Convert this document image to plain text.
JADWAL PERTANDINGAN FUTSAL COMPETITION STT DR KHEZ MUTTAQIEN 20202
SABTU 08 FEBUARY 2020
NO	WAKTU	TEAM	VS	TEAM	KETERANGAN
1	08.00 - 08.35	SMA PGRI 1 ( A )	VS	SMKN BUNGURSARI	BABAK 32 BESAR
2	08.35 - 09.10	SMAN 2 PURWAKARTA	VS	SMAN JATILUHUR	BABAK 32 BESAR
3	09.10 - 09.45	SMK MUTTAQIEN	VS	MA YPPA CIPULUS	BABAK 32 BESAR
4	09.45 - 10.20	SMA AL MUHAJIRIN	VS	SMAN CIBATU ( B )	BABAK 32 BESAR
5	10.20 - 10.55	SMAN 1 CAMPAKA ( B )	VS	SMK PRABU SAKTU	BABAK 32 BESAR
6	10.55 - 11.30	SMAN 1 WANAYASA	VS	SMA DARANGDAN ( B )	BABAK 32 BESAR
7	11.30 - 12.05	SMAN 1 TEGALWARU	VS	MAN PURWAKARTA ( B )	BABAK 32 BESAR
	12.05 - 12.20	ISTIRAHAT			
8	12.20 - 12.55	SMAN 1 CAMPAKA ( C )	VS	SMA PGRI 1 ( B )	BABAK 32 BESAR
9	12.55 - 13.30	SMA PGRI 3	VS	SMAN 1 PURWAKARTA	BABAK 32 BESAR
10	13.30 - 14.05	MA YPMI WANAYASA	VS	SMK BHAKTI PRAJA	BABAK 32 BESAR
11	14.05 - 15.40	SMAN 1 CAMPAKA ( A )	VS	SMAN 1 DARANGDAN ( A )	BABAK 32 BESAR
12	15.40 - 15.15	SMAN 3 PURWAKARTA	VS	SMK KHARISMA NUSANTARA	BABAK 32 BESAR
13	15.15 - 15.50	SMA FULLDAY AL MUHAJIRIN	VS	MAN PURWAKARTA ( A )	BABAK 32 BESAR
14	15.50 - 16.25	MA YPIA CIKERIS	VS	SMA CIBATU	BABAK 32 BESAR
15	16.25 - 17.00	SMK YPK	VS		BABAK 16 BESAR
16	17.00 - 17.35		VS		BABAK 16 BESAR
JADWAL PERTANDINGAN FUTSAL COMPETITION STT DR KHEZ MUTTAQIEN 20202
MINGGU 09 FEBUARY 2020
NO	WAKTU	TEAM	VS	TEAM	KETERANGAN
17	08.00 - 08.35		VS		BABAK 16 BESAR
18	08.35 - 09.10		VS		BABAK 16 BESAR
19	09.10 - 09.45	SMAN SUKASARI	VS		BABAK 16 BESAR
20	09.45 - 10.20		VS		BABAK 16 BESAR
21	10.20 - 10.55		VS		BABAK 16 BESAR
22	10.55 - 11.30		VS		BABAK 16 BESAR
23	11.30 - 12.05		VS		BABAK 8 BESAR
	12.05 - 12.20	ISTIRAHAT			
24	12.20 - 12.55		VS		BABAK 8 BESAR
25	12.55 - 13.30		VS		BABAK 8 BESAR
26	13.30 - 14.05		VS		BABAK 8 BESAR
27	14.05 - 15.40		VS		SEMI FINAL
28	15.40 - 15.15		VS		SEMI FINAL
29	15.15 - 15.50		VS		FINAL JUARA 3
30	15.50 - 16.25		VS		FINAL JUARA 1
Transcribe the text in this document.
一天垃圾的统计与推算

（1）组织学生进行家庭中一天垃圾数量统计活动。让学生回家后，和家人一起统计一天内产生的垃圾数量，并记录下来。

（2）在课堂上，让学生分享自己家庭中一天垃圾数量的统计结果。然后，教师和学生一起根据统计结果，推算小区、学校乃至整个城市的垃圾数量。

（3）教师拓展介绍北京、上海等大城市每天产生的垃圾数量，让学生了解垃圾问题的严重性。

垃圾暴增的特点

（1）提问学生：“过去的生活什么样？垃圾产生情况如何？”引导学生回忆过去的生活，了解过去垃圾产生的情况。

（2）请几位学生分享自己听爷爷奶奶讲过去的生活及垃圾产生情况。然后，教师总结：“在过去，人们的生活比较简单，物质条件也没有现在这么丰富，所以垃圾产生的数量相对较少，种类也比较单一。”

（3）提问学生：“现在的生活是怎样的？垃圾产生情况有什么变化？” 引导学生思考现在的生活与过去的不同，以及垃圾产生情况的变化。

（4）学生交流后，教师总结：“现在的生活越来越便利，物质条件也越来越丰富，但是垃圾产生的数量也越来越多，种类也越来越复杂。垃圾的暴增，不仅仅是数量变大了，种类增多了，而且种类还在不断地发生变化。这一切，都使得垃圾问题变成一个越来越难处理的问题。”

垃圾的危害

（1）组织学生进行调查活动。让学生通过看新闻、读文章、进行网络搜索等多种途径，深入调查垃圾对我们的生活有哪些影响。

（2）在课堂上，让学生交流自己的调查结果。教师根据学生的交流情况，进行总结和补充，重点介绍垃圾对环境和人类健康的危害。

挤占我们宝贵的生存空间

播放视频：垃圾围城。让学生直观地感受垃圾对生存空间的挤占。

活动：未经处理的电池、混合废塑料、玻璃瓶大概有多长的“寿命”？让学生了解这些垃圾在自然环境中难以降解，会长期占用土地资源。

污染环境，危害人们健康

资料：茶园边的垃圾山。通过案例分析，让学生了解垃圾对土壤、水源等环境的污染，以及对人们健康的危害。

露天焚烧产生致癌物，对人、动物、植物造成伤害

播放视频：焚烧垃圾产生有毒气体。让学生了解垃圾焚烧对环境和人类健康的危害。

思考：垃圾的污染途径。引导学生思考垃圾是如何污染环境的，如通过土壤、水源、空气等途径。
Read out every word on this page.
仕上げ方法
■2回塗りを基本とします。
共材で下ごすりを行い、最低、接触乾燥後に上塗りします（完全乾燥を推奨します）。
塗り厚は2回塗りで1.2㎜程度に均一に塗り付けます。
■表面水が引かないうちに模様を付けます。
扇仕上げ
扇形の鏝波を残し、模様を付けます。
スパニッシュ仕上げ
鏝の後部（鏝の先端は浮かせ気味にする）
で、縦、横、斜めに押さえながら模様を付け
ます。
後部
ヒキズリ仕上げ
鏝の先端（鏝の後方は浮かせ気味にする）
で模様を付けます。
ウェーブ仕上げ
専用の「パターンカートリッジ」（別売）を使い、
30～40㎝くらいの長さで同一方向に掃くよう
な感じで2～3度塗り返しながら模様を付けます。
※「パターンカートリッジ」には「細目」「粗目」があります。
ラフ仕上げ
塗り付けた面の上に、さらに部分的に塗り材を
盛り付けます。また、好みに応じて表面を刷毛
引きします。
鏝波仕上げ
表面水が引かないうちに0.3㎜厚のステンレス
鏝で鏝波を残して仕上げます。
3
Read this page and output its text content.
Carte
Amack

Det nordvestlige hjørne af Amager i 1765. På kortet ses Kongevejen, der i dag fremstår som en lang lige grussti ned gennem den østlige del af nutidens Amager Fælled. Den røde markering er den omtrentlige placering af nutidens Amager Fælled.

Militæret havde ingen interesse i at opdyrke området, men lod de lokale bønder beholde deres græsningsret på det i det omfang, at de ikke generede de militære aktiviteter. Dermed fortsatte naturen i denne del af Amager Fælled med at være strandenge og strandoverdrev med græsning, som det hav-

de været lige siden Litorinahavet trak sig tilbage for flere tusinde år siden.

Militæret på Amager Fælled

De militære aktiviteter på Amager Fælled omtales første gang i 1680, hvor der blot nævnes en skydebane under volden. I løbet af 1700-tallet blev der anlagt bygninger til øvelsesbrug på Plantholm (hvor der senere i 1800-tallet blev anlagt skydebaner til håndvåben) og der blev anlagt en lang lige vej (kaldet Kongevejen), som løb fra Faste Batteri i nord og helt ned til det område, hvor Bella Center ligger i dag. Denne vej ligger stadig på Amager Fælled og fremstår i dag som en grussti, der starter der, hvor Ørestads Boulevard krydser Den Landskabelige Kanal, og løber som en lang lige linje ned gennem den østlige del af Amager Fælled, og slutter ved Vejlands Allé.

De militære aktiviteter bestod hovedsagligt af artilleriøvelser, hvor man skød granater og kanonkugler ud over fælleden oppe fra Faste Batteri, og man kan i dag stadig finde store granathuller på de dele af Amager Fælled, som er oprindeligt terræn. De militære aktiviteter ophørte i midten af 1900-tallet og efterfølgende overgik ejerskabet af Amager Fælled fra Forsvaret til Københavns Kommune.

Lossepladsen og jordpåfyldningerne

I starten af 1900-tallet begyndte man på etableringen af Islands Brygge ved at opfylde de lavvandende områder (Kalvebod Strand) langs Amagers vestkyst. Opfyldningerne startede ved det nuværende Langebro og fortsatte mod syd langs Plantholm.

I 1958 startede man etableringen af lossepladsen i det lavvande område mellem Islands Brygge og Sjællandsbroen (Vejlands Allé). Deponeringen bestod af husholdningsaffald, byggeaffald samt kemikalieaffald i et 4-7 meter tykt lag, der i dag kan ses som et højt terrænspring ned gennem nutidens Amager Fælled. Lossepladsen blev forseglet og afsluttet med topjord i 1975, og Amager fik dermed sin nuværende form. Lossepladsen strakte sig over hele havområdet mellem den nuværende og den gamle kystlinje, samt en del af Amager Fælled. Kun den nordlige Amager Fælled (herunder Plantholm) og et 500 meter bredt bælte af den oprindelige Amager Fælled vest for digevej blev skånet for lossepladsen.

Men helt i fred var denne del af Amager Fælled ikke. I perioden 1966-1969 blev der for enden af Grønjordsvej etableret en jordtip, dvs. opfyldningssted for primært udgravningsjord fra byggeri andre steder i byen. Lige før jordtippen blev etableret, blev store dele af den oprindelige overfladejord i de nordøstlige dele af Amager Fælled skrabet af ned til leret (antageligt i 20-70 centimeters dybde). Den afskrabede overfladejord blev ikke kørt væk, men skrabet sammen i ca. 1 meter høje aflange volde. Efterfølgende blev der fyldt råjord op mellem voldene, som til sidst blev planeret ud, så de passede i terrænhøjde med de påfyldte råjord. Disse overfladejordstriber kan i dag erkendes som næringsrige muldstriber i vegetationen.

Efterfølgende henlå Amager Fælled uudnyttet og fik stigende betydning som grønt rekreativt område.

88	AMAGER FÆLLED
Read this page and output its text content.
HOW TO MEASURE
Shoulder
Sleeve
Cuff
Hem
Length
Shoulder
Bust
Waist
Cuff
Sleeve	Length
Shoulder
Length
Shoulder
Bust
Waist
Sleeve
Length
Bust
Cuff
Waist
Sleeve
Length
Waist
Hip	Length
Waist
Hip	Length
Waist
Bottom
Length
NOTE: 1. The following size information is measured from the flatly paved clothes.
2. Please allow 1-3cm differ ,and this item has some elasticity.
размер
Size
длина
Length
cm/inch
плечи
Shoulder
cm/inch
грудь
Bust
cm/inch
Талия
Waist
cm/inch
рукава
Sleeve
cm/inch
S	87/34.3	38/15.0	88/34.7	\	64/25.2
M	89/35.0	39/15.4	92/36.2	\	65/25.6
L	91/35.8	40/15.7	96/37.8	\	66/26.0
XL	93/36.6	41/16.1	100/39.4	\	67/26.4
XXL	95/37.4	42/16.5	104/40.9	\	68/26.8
○ ○ ○ ○ ○
Look over the material above and show each line where "this" appears.

■ **RESPONSE BELOW**
Convert this document image to plain text.
Transcribe the text in this document.
Read out every word on this page.
Read this page and output its text content.
Read this page and output its text content.
2. Please allow 1-3cm differ ,and this item has some elasticity.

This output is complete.